** begin Given records **
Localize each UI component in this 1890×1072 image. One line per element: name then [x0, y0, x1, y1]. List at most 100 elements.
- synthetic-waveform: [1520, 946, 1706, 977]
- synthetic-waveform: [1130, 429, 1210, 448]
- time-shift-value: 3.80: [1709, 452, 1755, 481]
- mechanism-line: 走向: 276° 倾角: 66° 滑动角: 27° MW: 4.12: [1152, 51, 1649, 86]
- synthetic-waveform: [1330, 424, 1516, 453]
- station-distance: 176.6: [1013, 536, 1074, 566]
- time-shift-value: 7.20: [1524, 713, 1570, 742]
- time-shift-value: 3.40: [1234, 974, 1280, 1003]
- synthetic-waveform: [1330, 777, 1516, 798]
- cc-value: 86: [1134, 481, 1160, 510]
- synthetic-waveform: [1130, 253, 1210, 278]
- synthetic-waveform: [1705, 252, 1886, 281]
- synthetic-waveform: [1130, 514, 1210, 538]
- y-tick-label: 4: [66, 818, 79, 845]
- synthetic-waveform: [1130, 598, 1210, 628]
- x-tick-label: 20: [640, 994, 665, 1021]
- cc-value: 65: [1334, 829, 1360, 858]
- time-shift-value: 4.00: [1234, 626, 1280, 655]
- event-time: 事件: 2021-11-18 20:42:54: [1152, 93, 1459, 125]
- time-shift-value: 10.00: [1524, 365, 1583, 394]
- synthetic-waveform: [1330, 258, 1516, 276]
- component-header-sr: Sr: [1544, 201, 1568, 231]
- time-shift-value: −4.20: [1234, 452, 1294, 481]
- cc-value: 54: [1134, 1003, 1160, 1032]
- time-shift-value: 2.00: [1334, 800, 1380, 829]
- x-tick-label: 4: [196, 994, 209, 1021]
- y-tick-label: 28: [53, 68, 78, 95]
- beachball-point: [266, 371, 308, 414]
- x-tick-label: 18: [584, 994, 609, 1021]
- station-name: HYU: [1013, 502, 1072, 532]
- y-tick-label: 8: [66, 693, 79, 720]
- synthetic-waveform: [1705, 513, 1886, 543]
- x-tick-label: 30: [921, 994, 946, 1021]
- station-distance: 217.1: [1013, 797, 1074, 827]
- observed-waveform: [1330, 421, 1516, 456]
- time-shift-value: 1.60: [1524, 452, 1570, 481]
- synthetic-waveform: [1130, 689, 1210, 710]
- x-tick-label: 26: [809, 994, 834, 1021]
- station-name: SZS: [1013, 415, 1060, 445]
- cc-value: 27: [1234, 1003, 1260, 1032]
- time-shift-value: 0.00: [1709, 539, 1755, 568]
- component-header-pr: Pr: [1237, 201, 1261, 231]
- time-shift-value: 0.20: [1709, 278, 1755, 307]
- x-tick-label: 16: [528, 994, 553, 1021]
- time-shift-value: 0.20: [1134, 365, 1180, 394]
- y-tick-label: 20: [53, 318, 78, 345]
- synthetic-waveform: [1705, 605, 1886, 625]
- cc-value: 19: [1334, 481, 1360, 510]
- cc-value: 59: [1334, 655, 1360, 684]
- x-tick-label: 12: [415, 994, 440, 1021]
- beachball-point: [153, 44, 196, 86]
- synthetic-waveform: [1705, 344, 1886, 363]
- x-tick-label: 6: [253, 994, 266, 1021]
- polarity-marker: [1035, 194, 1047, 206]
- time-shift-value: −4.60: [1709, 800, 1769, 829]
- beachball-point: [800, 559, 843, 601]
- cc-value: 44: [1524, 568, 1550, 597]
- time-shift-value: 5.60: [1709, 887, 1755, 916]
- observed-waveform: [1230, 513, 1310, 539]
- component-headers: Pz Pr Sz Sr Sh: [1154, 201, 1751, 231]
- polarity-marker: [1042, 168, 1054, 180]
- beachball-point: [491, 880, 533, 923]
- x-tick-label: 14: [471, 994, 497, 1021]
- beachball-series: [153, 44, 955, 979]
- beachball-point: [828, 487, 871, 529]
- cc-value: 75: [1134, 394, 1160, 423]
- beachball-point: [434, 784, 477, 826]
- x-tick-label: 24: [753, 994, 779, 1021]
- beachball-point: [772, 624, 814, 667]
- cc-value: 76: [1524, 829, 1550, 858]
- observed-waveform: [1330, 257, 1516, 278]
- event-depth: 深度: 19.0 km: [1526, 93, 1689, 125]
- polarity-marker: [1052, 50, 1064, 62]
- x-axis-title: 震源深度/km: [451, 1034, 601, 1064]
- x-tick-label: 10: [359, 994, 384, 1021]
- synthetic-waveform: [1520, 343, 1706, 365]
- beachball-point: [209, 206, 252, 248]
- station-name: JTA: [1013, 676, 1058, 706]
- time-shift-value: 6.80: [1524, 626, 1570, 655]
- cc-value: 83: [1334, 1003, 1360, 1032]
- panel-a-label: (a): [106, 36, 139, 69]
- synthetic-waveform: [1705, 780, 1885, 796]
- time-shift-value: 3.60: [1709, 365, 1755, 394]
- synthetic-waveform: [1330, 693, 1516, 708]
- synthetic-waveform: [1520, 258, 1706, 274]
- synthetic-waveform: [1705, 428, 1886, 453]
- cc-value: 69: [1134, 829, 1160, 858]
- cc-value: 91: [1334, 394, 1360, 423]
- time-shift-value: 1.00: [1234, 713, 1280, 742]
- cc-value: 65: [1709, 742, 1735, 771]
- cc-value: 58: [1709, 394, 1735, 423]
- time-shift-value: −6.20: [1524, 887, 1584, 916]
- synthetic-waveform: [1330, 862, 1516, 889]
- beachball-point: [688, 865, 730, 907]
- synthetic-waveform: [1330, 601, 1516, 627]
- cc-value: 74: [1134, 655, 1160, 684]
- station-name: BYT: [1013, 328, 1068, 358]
** end Given records **
### Brief
Reproduce every line above word for word, changing nothing.

### Output for this exercise
Localize each UI component in this 1890×1072 image. One line per element: name then [x0, y0, x1, y1]. List at most 100 elements.
- synthetic-waveform: [1520, 946, 1706, 977]
- synthetic-waveform: [1130, 429, 1210, 448]
- time-shift-value: 3.80: [1709, 452, 1755, 481]
- mechanism-line: 走向: 276° 倾角: 66° 滑动角: 27° MW: 4.12: [1152, 51, 1649, 86]
- synthetic-waveform: [1330, 424, 1516, 453]
- station-distance: 176.6: [1013, 536, 1074, 566]
- time-shift-value: 7.20: [1524, 713, 1570, 742]
- time-shift-value: 3.40: [1234, 974, 1280, 1003]
- synthetic-waveform: [1330, 777, 1516, 798]
- cc-value: 86: [1134, 481, 1160, 510]
- synthetic-waveform: [1130, 253, 1210, 278]
- synthetic-waveform: [1705, 252, 1886, 281]
- synthetic-waveform: [1130, 514, 1210, 538]
- y-tick-label: 4: [66, 818, 79, 845]
- synthetic-waveform: [1130, 598, 1210, 628]
- x-tick-label: 20: [640, 994, 665, 1021]
- cc-value: 65: [1334, 829, 1360, 858]
- time-shift-value: 4.00: [1234, 626, 1280, 655]
- event-time: 事件: 2021-11-18 20:42:54: [1152, 93, 1459, 125]
- time-shift-value: 10.00: [1524, 365, 1583, 394]
- synthetic-waveform: [1330, 258, 1516, 276]
- component-header-sr: Sr: [1544, 201, 1568, 231]
- time-shift-value: −4.20: [1234, 452, 1294, 481]
- cc-value: 54: [1134, 1003, 1160, 1032]
- time-shift-value: 2.00: [1334, 800, 1380, 829]
- x-tick-label: 4: [196, 994, 209, 1021]
- y-tick-label: 28: [53, 68, 78, 95]
- beachball-point: [266, 371, 308, 414]
- x-tick-label: 18: [584, 994, 609, 1021]
- station-name: HYU: [1013, 502, 1072, 532]
- y-tick-label: 8: [66, 693, 79, 720]
- synthetic-waveform: [1705, 513, 1886, 543]
- x-tick-label: 30: [921, 994, 946, 1021]
- station-distance: 217.1: [1013, 797, 1074, 827]
- observed-waveform: [1330, 421, 1516, 456]
- time-shift-value: 1.60: [1524, 452, 1570, 481]
- synthetic-waveform: [1130, 689, 1210, 710]
- x-tick-label: 26: [809, 994, 834, 1021]
- station-name: SZS: [1013, 415, 1060, 445]
- cc-value: 27: [1234, 1003, 1260, 1032]
- time-shift-value: 0.00: [1709, 539, 1755, 568]
- component-header-pr: Pr: [1237, 201, 1261, 231]
- time-shift-value: 0.20: [1709, 278, 1755, 307]
- x-tick-label: 16: [528, 994, 553, 1021]
- time-shift-value: 0.20: [1134, 365, 1180, 394]
- y-tick-label: 20: [53, 318, 78, 345]
- synthetic-waveform: [1705, 605, 1886, 625]
- cc-value: 19: [1334, 481, 1360, 510]
- cc-value: 59: [1334, 655, 1360, 684]
- x-tick-label: 12: [415, 994, 440, 1021]
- beachball-point: [153, 44, 196, 86]
- synthetic-waveform: [1705, 344, 1886, 363]
- x-tick-label: 6: [253, 994, 266, 1021]
- polarity-marker: [1035, 194, 1047, 206]
- time-shift-value: −4.60: [1709, 800, 1769, 829]
- beachball-point: [800, 559, 843, 601]
- cc-value: 44: [1524, 568, 1550, 597]
- time-shift-value: 5.60: [1709, 887, 1755, 916]
- observed-waveform: [1230, 513, 1310, 539]
- component-headers: Pz Pr Sz Sr Sh: [1154, 201, 1751, 231]
- polarity-marker: [1042, 168, 1054, 180]
- beachball-point: [491, 880, 533, 923]
- x-tick-label: 14: [471, 994, 497, 1021]
- beachball-series: [153, 44, 955, 979]
- beachball-point: [828, 487, 871, 529]
- cc-value: 75: [1134, 394, 1160, 423]
- beachball-point: [434, 784, 477, 826]
- x-tick-label: 24: [753, 994, 779, 1021]
- beachball-point: [772, 624, 814, 667]
- cc-value: 76: [1524, 829, 1550, 858]
- observed-waveform: [1330, 257, 1516, 278]
- event-depth: 深度: 19.0 km: [1526, 93, 1689, 125]
- polarity-marker: [1052, 50, 1064, 62]
- x-axis-title: 震源深度/km: [451, 1034, 601, 1064]
- x-tick-label: 10: [359, 994, 384, 1021]
- synthetic-waveform: [1520, 343, 1706, 365]
- beachball-point: [209, 206, 252, 248]
- station-name: JTA: [1013, 676, 1058, 706]
- time-shift-value: 6.80: [1524, 626, 1570, 655]
- cc-value: 83: [1334, 1003, 1360, 1032]
- panel-a-label: (a): [106, 36, 139, 69]
- synthetic-waveform: [1705, 780, 1885, 796]
- time-shift-value: 3.60: [1709, 365, 1755, 394]
- synthetic-waveform: [1330, 693, 1516, 708]
- synthetic-waveform: [1520, 258, 1706, 274]
- synthetic-waveform: [1705, 428, 1886, 453]
- cc-value: 69: [1134, 829, 1160, 858]
- cc-value: 91: [1334, 394, 1360, 423]
- time-shift-value: 1.00: [1234, 713, 1280, 742]
- cc-value: 65: [1709, 742, 1735, 771]
- cc-value: 58: [1709, 394, 1735, 423]
- time-shift-value: −6.20: [1524, 887, 1584, 916]
- synthetic-waveform: [1330, 862, 1516, 889]
- beachball-point: [688, 865, 730, 907]
- synthetic-waveform: [1330, 601, 1516, 627]
- cc-value: 74: [1134, 655, 1160, 684]
- station-name: BYT: [1013, 328, 1068, 358]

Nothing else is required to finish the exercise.